# start of Records for processing

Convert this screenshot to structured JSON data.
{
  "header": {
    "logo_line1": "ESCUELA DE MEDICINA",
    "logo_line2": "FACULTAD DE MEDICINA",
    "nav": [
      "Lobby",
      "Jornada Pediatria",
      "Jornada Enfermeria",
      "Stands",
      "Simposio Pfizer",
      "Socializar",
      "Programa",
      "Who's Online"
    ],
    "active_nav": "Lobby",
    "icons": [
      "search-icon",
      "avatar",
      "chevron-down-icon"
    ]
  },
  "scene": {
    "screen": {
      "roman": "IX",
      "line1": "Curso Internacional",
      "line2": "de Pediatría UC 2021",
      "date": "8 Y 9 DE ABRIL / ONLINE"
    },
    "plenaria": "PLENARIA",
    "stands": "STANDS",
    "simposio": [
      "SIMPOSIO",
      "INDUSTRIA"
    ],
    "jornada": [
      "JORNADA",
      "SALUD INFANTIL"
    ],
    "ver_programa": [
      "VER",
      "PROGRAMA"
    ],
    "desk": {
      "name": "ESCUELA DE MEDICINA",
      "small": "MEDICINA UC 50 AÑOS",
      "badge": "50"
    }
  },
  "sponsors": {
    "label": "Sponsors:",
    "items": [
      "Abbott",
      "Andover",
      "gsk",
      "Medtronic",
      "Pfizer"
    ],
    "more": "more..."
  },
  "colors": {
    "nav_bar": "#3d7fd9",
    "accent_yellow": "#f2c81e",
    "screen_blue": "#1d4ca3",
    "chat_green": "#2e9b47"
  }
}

# end of Records for processing

Repeat the entries above exactly, leaving nothing out.

▸ Expected answer:
Convert this screenshot to structured JSON data.
{
  "header": {
    "logo_line1": "ESCUELA DE MEDICINA",
    "logo_line2": "FACULTAD DE MEDICINA",
    "nav": [
      "Lobby",
      "Jornada Pediatria",
      "Jornada Enfermeria",
      "Stands",
      "Simposio Pfizer",
      "Socializar",
      "Programa",
      "Who's Online"
    ],
    "active_nav": "Lobby",
    "icons": [
      "search-icon",
      "avatar",
      "chevron-down-icon"
    ]
  },
  "scene": {
    "screen": {
      "roman": "IX",
      "line1": "Curso Internacional",
      "line2": "de Pediatría UC 2021",
      "date": "8 Y 9 DE ABRIL / ONLINE"
    },
    "plenaria": "PLENARIA",
    "stands": "STANDS",
    "simposio": [
      "SIMPOSIO",
      "INDUSTRIA"
    ],
    "jornada": [
      "JORNADA",
      "SALUD INFANTIL"
    ],
    "ver_programa": [
      "VER",
      "PROGRAMA"
    ],
    "desk": {
      "name": "ESCUELA DE MEDICINA",
      "small": "MEDICINA UC 50 AÑOS",
      "badge": "50"
    }
  },
  "sponsors": {
    "label": "Sponsors:",
    "items": [
      "Abbott",
      "Andover",
      "gsk",
      "Medtronic",
      "Pfizer"
    ],
    "more": "more..."
  },
  "colors": {
    "nav_bar": "#3d7fd9",
    "accent_yellow": "#f2c81e",
    "screen_blue": "#1d4ca3",
    "chat_green": "#2e9b47"
  }
}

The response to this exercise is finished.